* SHORT TASK: Below is a block of records. Copy every line in it that contains the word "canción".

* RECORDS FOR THIS EXERCISE:
----------

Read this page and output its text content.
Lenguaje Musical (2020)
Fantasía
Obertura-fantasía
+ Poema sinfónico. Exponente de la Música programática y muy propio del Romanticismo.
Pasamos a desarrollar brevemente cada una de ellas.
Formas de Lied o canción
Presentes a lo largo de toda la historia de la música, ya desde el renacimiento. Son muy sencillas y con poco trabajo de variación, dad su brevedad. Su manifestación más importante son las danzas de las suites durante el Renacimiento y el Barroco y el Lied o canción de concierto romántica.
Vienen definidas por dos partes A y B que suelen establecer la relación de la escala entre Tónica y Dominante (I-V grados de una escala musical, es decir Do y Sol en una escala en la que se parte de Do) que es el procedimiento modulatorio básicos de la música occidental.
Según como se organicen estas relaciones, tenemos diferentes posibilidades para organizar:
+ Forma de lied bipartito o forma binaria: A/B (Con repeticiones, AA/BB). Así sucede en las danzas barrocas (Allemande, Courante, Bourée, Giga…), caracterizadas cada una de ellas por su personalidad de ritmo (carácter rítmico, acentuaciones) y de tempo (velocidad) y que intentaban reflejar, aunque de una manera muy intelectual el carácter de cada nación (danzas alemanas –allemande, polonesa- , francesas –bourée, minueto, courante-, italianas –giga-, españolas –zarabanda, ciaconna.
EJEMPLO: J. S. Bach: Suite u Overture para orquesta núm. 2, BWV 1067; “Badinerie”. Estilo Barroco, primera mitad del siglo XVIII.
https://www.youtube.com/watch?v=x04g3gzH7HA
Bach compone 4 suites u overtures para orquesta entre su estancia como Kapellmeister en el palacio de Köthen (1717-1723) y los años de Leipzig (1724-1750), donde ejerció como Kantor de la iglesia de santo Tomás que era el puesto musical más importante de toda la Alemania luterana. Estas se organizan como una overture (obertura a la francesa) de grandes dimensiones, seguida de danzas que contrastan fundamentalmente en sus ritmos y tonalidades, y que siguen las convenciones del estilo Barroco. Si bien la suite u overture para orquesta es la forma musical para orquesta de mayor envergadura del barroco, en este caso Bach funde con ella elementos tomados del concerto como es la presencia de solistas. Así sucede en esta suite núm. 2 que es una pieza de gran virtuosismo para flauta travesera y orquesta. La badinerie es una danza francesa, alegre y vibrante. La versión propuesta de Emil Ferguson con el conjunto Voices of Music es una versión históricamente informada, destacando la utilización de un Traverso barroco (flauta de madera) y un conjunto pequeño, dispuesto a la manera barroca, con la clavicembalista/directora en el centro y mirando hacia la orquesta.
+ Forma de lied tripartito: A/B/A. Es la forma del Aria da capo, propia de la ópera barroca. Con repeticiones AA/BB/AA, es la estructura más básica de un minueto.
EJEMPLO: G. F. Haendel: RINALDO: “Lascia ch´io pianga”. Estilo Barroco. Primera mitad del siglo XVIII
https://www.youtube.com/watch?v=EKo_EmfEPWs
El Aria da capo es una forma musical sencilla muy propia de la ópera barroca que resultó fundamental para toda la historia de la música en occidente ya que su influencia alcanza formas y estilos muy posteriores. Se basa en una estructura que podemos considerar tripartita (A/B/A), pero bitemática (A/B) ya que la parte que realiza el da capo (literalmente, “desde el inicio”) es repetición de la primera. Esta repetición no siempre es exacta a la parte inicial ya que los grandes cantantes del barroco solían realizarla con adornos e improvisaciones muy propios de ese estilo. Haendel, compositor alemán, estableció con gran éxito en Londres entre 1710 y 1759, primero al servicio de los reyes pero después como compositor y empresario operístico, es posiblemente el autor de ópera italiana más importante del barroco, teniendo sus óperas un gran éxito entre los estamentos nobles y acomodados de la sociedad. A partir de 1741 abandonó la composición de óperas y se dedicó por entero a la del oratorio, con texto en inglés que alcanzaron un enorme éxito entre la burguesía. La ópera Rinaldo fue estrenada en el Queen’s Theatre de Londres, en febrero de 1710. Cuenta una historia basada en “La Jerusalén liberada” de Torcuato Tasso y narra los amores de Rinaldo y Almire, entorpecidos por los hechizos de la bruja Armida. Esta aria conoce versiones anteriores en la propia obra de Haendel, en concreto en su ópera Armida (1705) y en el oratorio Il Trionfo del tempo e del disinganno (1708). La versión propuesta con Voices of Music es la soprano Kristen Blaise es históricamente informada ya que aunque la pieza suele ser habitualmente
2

----------

* ANSWER TO THE TASK:
Formas de Lied o canción
Presentes a lo largo de toda la historia de la música, ya desde el renacimiento. Son muy sencillas y con poco trabajo de variación, dad su brevedad. Su manifestación más importante son las danzas de las suites durante el Renacimiento y el Barroco y el Lied o canción de concierto romántica.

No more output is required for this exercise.